* Goal *
Skip the pictures. Transcribe the rest of the data below without changing a word.
= = = = = = =
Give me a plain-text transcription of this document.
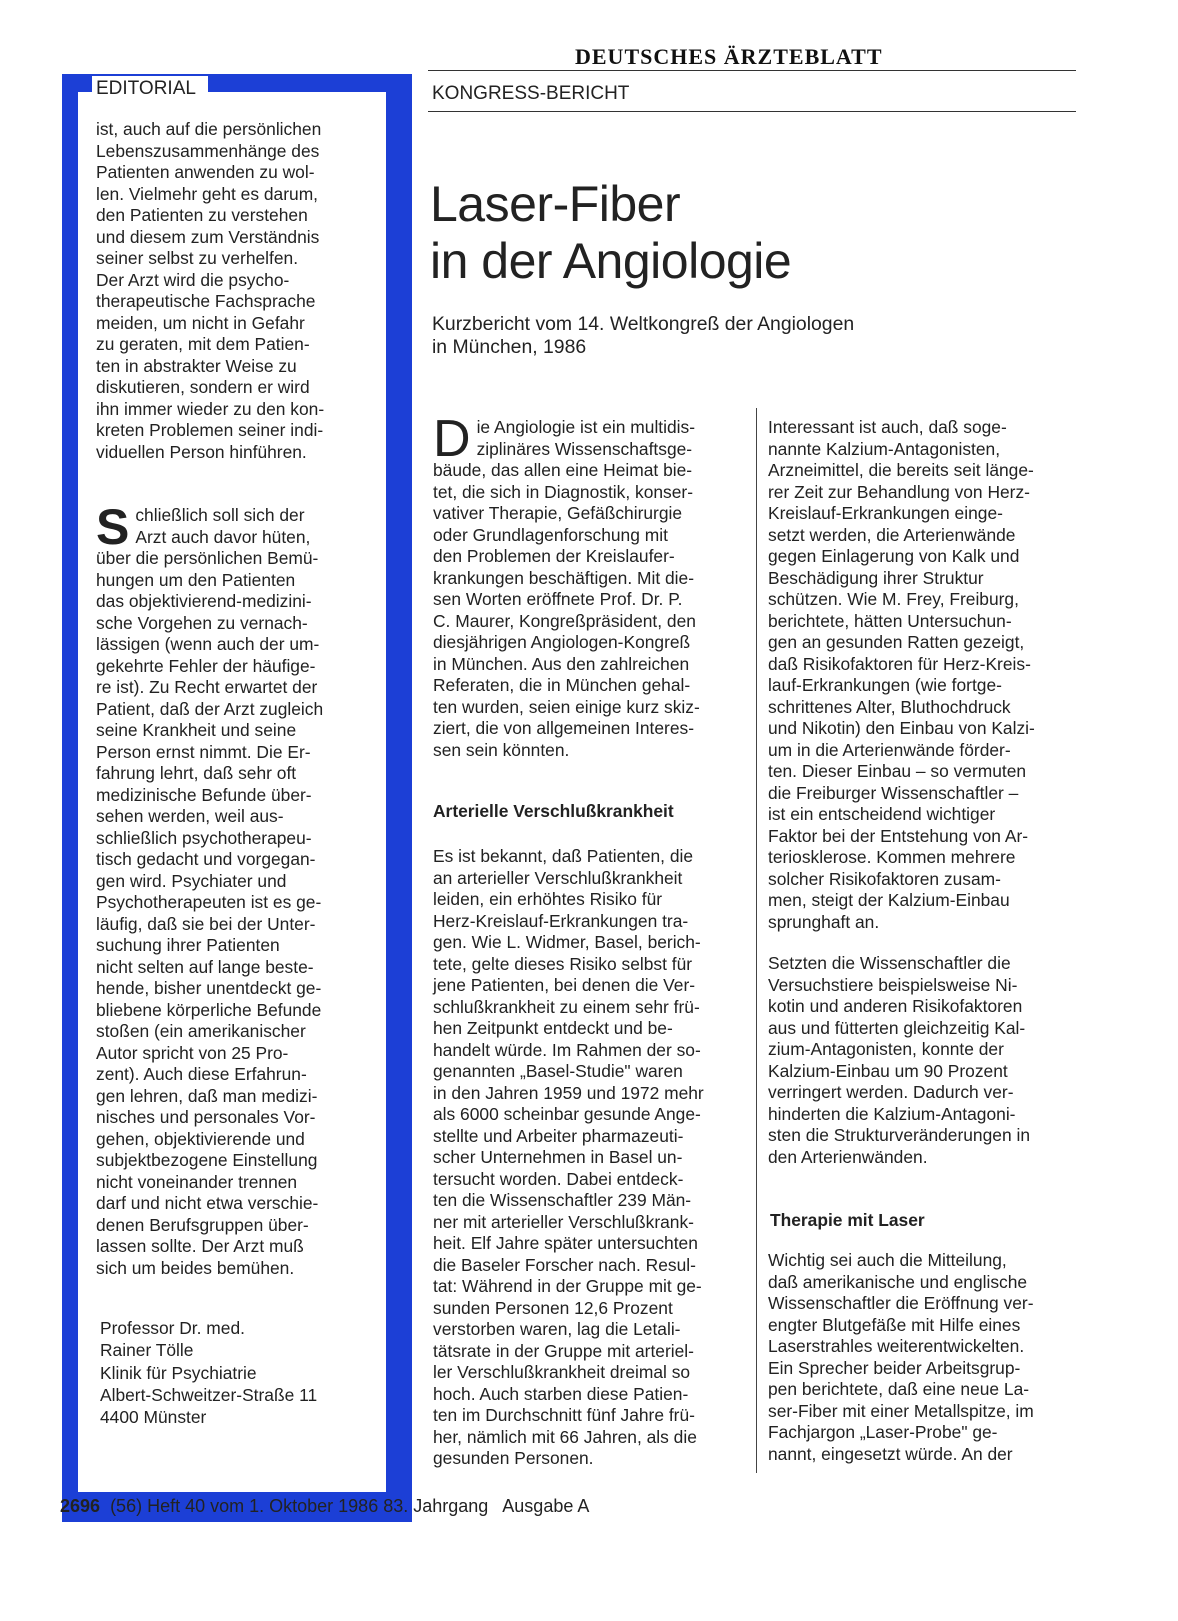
EDITORIAL

ist, auch auf die persönlichen

Lebenszusammenhänge des

Patienten anwenden zu wol-

len. Vielmehr geht es darum,

den Patienten zu verstehen

und diesem zum Verständnis

seiner selbst zu verhelfen.

Der Arzt wird die psycho-

therapeutische Fachsprache

meiden, um nicht in Gefahr

zu geraten, mit dem Patien-

ten in abstrakter Weise zu

diskutieren, sondern er wird

ihn immer wieder zu den kon-

kreten Problemen seiner indi-

viduellen Person hinführen.

S chließlich soll sich der

Arzt auch davor hüten,

über die persönlichen Bemü-

hungen um den Patienten

das objektivierend-medizini-

sche Vorgehen zu vernach-

lässigen (wenn auch der um-

gekehrte Fehler der häufige-

re ist). Zu Recht erwartet der

Patient, daß der Arzt zugleich

seine Krankheit und seine

Person ernst nimmt. Die Er-

fahrung lehrt, daß sehr oft

medizinische Befunde über-

sehen werden, weil aus-

schließlich psychotherapeu-

tisch gedacht und vorgegan-

gen wird. Psychiater und

Psychotherapeuten ist es ge-

läufig, daß sie bei der Unter-

suchung ihrer Patienten

nicht selten auf lange beste-

hende, bisher unentdeckt ge-

bliebene körperliche Befunde

stoßen (ein amerikanischer

Autor spricht von 25 Pro-

zent). Auch diese Erfahrun-

gen lehren, daß man medizi-

nisches und personales Vor-

gehen, objektivierende und

subjektbezogene Einstellung

nicht voneinander trennen

darf und nicht etwa verschie-

denen Berufsgruppen über-

lassen sollte. Der Arzt muß

sich um beides bemühen.

Professor Dr. med.
Rainer Tölle
Klinik für Psychiatrie
Albert-Schweitzer-Straße 11
4400 Münster
DEUTSCHES ÄRZTEBLATT
KONGRESS-BERICHT
Laser-Fiber
in der Angiologie
Kurzbericht vom 14. Weltkongreß der Angiologen
in München, 1986
D ie Angiologie ist ein multidis-

ziplinäres Wissenschaftsge-

bäude, das allen eine Heimat bie-

tet, die sich in Diagnostik, konser-

vativer Therapie, Gefäßchirurgie

oder Grundlagenforschung mit

den Problemen der Kreislaufer-

krankungen beschäftigen. Mit die-

sen Worten eröffnete Prof. Dr. P.

C. Maurer, Kongreßpräsident, den

diesjährigen Angiologen-Kongreß

in München. Aus den zahlreichen

Referaten, die in München gehal-

ten wurden, seien einige kurz skiz-

ziert, die von allgemeinen Interes-

sen sein könnten.

Arterielle Verschlußkrankheit

Es ist bekannt, daß Patienten, die

an arterieller Verschlußkrankheit

leiden, ein erhöhtes Risiko für

Herz-Kreislauf-Erkrankungen tra-

gen. Wie L. Widmer, Basel, berich-

tete, gelte dieses Risiko selbst für

jene Patienten, bei denen die Ver-

schlußkrankheit zu einem sehr frü-

hen Zeitpunkt entdeckt und be-

handelt würde. Im Rahmen der so-

genannten „Basel-Studie" waren

in den Jahren 1959 und 1972 mehr

als 6000 scheinbar gesunde Ange-

stellte und Arbeiter pharmazeuti-

scher Unternehmen in Basel un-

tersucht worden. Dabei entdeck-

ten die Wissenschaftler 239 Män-

ner mit arterieller Verschlußkrank-

heit. Elf Jahre später untersuchten

die Baseler Forscher nach. Resul-

tat: Während in der Gruppe mit ge-

sunden Personen 12,6 Prozent

verstorben waren, lag die Letali-

tätsrate in der Gruppe mit arteriel-

ler Verschlußkrankheit dreimal so

hoch. Auch starben diese Patien-

ten im Durchschnitt fünf Jahre frü-

her, nämlich mit 66 Jahren, als die

gesunden Personen.

Interessant ist auch, daß soge-

nannte Kalzium-Antagonisten,

Arzneimittel, die bereits seit länge-

rer Zeit zur Behandlung von Herz-

Kreislauf-Erkrankungen einge-

setzt werden, die Arterienwände

gegen Einlagerung von Kalk und

Beschädigung ihrer Struktur

schützen. Wie M. Frey, Freiburg,

berichtete, hätten Untersuchun-

gen an gesunden Ratten gezeigt,

daß Risikofaktoren für Herz-Kreis-

lauf-Erkrankungen (wie fortge-

schrittenes Alter, Bluthochdruck

und Nikotin) den Einbau von Kalzi-

um in die Arterienwände förder-

ten. Dieser Einbau – so vermuten

die Freiburger Wissenschaftler –

ist ein entscheidend wichtiger

Faktor bei der Entstehung von Ar-

teriosklerose. Kommen mehrere

solcher Risikofaktoren zusam-

men, steigt der Kalzium-Einbau

sprunghaft an.

Setzten die Wissenschaftler die

Versuchstiere beispielsweise Ni-

kotin und anderen Risikofaktoren

aus und fütterten gleichzeitig Kal-

zium-Antagonisten, konnte der

Kalzium-Einbau um 90 Prozent

verringert werden. Dadurch ver-

hinderten die Kalzium-Antagoni-

sten die Strukturveränderungen in

den Arterienwänden.

Therapie mit Laser

Wichtig sei auch die Mitteilung,

daß amerikanische und englische

Wissenschaftler die Eröffnung ver-

engter Blutgefäße mit Hilfe eines

Laserstrahles weiterentwickelten.

Ein Sprecher beider Arbeitsgrup-

pen berichtete, daß eine neue La-

ser-Fiber mit einer Metallspitze, im

Fachjargon „Laser-Probe" ge-

nannt, eingesetzt würde. An der

2696 (56) Heft 40 vom 1. Oktober 1986 83. Jahrgang   Ausgabe A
= = = = = = =
* Exercise answer *
Give me a plain-text transcription of this document.
EDITORIAL

ist, auch auf die persönlichen

Lebenszusammenhänge des

Patienten anwenden zu wol-

len. Vielmehr geht es darum,

den Patienten zu verstehen

und diesem zum Verständnis

seiner selbst zu verhelfen.

Der Arzt wird die psycho-

therapeutische Fachsprache

meiden, um nicht in Gefahr

zu geraten, mit dem Patien-

ten in abstrakter Weise zu

diskutieren, sondern er wird

ihn immer wieder zu den kon-

kreten Problemen seiner indi-

viduellen Person hinführen.

S chließlich soll sich der

Arzt auch davor hüten,

über die persönlichen Bemü-

hungen um den Patienten

das objektivierend-medizini-

sche Vorgehen zu vernach-

lässigen (wenn auch der um-

gekehrte Fehler der häufige-

re ist). Zu Recht erwartet der

Patient, daß der Arzt zugleich

seine Krankheit und seine

Person ernst nimmt. Die Er-

fahrung lehrt, daß sehr oft

medizinische Befunde über-

sehen werden, weil aus-

schließlich psychotherapeu-

tisch gedacht und vorgegan-

gen wird. Psychiater und

Psychotherapeuten ist es ge-

läufig, daß sie bei der Unter-

suchung ihrer Patienten

nicht selten auf lange beste-

hende, bisher unentdeckt ge-

bliebene körperliche Befunde

stoßen (ein amerikanischer

Autor spricht von 25 Pro-

zent). Auch diese Erfahrun-

gen lehren, daß man medizi-

nisches und personales Vor-

gehen, objektivierende und

subjektbezogene Einstellung

nicht voneinander trennen

darf und nicht etwa verschie-

denen Berufsgruppen über-

lassen sollte. Der Arzt muß

sich um beides bemühen.

Professor Dr. med.
Rainer Tölle
Klinik für Psychiatrie
Albert-Schweitzer-Straße 11
4400 Münster
DEUTSCHES ÄRZTEBLATT
KONGRESS-BERICHT
Laser-Fiber
in der Angiologie
Kurzbericht vom 14. Weltkongreß der Angiologen
in München, 1986
D ie Angiologie ist ein multidis-

ziplinäres Wissenschaftsge-

bäude, das allen eine Heimat bie-

tet, die sich in Diagnostik, konser-

vativer Therapie, Gefäßchirurgie

oder Grundlagenforschung mit

den Problemen der Kreislaufer-

krankungen beschäftigen. Mit die-

sen Worten eröffnete Prof. Dr. P.

C. Maurer, Kongreßpräsident, den

diesjährigen Angiologen-Kongreß

in München. Aus den zahlreichen

Referaten, die in München gehal-

ten wurden, seien einige kurz skiz-

ziert, die von allgemeinen Interes-

sen sein könnten.

Arterielle Verschlußkrankheit

Es ist bekannt, daß Patienten, die

an arterieller Verschlußkrankheit

leiden, ein erhöhtes Risiko für

Herz-Kreislauf-Erkrankungen tra-

gen. Wie L. Widmer, Basel, berich-

tete, gelte dieses Risiko selbst für

jene Patienten, bei denen die Ver-

schlußkrankheit zu einem sehr frü-

hen Zeitpunkt entdeckt und be-

handelt würde. Im Rahmen der so-

genannten „Basel-Studie" waren

in den Jahren 1959 und 1972 mehr

als 6000 scheinbar gesunde Ange-

stellte und Arbeiter pharmazeuti-

scher Unternehmen in Basel un-

tersucht worden. Dabei entdeck-

ten die Wissenschaftler 239 Män-

ner mit arterieller Verschlußkrank-

heit. Elf Jahre später untersuchten

die Baseler Forscher nach. Resul-

tat: Während in der Gruppe mit ge-

sunden Personen 12,6 Prozent

verstorben waren, lag die Letali-

tätsrate in der Gruppe mit arteriel-

ler Verschlußkrankheit dreimal so

hoch. Auch starben diese Patien-

ten im Durchschnitt fünf Jahre frü-

her, nämlich mit 66 Jahren, als die

gesunden Personen.

Interessant ist auch, daß soge-

nannte Kalzium-Antagonisten,

Arzneimittel, die bereits seit länge-

rer Zeit zur Behandlung von Herz-

Kreislauf-Erkrankungen einge-

setzt werden, die Arterienwände

gegen Einlagerung von Kalk und

Beschädigung ihrer Struktur

schützen. Wie M. Frey, Freiburg,

berichtete, hätten Untersuchun-

gen an gesunden Ratten gezeigt,

daß Risikofaktoren für Herz-Kreis-

lauf-Erkrankungen (wie fortge-

schrittenes Alter, Bluthochdruck

und Nikotin) den Einbau von Kalzi-

um in die Arterienwände förder-

ten. Dieser Einbau – so vermuten

die Freiburger Wissenschaftler –

ist ein entscheidend wichtiger

Faktor bei der Entstehung von Ar-

teriosklerose. Kommen mehrere

solcher Risikofaktoren zusam-

men, steigt der Kalzium-Einbau

sprunghaft an.

Setzten die Wissenschaftler die

Versuchstiere beispielsweise Ni-

kotin und anderen Risikofaktoren

aus und fütterten gleichzeitig Kal-

zium-Antagonisten, konnte der

Kalzium-Einbau um 90 Prozent

verringert werden. Dadurch ver-

hinderten die Kalzium-Antagoni-

sten die Strukturveränderungen in

den Arterienwänden.

Therapie mit Laser

Wichtig sei auch die Mitteilung,

daß amerikanische und englische

Wissenschaftler die Eröffnung ver-

engter Blutgefäße mit Hilfe eines

Laserstrahles weiterentwickelten.

Ein Sprecher beider Arbeitsgrup-

pen berichtete, daß eine neue La-

ser-Fiber mit einer Metallspitze, im

Fachjargon „Laser-Probe" ge-

nannt, eingesetzt würde. An der

2696 (56) Heft 40 vom 1. Oktober 1986 83. Jahrgang   Ausgabe A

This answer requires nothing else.